• TASK DESCRIPTION: Copy the full set of lines exactly as given.
* start MATERIALS PROVIDED *
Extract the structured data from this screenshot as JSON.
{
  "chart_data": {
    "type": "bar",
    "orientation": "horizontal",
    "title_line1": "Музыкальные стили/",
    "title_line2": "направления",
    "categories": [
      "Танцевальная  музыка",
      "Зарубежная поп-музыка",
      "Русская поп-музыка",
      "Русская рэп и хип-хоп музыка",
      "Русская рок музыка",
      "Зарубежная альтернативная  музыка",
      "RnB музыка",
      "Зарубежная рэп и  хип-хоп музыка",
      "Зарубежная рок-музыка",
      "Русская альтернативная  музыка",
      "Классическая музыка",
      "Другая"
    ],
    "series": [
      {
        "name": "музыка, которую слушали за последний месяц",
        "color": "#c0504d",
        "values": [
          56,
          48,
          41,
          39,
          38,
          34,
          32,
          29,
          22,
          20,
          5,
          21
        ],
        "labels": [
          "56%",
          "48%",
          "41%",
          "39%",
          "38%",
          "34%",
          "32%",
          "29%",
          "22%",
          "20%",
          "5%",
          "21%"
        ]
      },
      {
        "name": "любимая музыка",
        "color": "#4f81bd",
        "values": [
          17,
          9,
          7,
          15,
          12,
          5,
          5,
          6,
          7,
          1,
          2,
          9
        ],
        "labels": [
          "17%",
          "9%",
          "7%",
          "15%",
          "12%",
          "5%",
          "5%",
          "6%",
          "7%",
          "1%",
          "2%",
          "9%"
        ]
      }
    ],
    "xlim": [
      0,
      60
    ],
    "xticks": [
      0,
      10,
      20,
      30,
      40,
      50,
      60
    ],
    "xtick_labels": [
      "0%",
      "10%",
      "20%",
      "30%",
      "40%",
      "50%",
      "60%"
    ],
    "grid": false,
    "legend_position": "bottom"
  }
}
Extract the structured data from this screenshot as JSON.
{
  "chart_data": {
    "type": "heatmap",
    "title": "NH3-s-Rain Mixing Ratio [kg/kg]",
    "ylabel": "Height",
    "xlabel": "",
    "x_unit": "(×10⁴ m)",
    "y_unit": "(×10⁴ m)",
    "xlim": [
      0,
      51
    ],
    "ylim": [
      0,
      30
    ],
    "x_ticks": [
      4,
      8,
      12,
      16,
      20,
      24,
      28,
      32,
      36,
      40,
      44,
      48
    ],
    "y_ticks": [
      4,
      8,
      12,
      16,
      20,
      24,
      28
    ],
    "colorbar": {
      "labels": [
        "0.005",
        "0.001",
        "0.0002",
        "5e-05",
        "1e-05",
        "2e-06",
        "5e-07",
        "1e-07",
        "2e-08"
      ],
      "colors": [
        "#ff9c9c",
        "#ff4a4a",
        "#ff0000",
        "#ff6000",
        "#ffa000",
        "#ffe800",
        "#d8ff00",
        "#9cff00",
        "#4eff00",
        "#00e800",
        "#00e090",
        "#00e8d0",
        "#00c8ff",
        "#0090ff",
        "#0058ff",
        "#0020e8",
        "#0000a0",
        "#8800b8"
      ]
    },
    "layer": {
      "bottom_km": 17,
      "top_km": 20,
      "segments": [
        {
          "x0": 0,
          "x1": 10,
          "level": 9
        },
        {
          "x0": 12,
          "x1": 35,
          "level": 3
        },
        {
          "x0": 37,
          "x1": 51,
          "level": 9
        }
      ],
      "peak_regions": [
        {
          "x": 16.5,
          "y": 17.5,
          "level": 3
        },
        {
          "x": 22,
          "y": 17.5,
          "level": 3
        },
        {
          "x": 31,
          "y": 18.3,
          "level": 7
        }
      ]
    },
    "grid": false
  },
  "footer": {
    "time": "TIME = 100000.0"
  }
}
* end MATERIALS PROVIDED *
• THE COMPLETED TASK:
Extract the structured data from this screenshot as JSON.
{
  "chart_data": {
    "type": "bar",
    "orientation": "horizontal",
    "title_line1": "Музыкальные стили/",
    "title_line2": "направления",
    "categories": [
      "Танцевальная  музыка",
      "Зарубежная поп-музыка",
      "Русская поп-музыка",
      "Русская рэп и хип-хоп музыка",
      "Русская рок музыка",
      "Зарубежная альтернативная  музыка",
      "RnB музыка",
      "Зарубежная рэп и  хип-хоп музыка",
      "Зарубежная рок-музыка",
      "Русская альтернативная  музыка",
      "Классическая музыка",
      "Другая"
    ],
    "series": [
      {
        "name": "музыка, которую слушали за последний месяц",
        "color": "#c0504d",
        "values": [
          56,
          48,
          41,
          39,
          38,
          34,
          32,
          29,
          22,
          20,
          5,
          21
        ],
        "labels": [
          "56%",
          "48%",
          "41%",
          "39%",
          "38%",
          "34%",
          "32%",
          "29%",
          "22%",
          "20%",
          "5%",
          "21%"
        ]
      },
      {
        "name": "любимая музыка",
        "color": "#4f81bd",
        "values": [
          17,
          9,
          7,
          15,
          12,
          5,
          5,
          6,
          7,
          1,
          2,
          9
        ],
        "labels": [
          "17%",
          "9%",
          "7%",
          "15%",
          "12%",
          "5%",
          "5%",
          "6%",
          "7%",
          "1%",
          "2%",
          "9%"
        ]
      }
    ],
    "xlim": [
      0,
      60
    ],
    "xticks": [
      0,
      10,
      20,
      30,
      40,
      50,
      60
    ],
    "xtick_labels": [
      "0%",
      "10%",
      "20%",
      "30%",
      "40%",
      "50%",
      "60%"
    ],
    "grid": false,
    "legend_position": "bottom"
  }
}
Extract the structured data from this screenshot as JSON.
{
  "chart_data": {
    "type": "heatmap",
    "title": "NH3-s-Rain Mixing Ratio [kg/kg]",
    "ylabel": "Height",
    "xlabel": "",
    "x_unit": "(×10⁴ m)",
    "y_unit": "(×10⁴ m)",
    "xlim": [
      0,
      51
    ],
    "ylim": [
      0,
      30
    ],
    "x_ticks": [
      4,
      8,
      12,
      16,
      20,
      24,
      28,
      32,
      36,
      40,
      44,
      48
    ],
    "y_ticks": [
      4,
      8,
      12,
      16,
      20,
      24,
      28
    ],
    "colorbar": {
      "labels": [
        "0.005",
        "0.001",
        "0.0002",
        "5e-05",
        "1e-05",
        "2e-06",
        "5e-07",
        "1e-07",
        "2e-08"
      ],
      "colors": [
        "#ff9c9c",
        "#ff4a4a",
        "#ff0000",
        "#ff6000",
        "#ffa000",
        "#ffe800",
        "#d8ff00",
        "#9cff00",
        "#4eff00",
        "#00e800",
        "#00e090",
        "#00e8d0",
        "#00c8ff",
        "#0090ff",
        "#0058ff",
        "#0020e8",
        "#0000a0",
        "#8800b8"
      ]
    },
    "layer": {
      "bottom_km": 17,
      "top_km": 20,
      "segments": [
        {
          "x0": 0,
          "x1": 10,
          "level": 9
        },
        {
          "x0": 12,
          "x1": 35,
          "level": 3
        },
        {
          "x0": 37,
          "x1": 51,
          "level": 9
        }
      ],
      "peak_regions": [
        {
          "x": 16.5,
          "y": 17.5,
          "level": 3
        },
        {
          "x": 22,
          "y": 17.5,
          "level": 3
        },
        {
          "x": 31,
          "y": 18.3,
          "level": 7
        }
      ]
    },
    "grid": false
  },
  "footer": {
    "time": "TIME = 100000.0"
  }
}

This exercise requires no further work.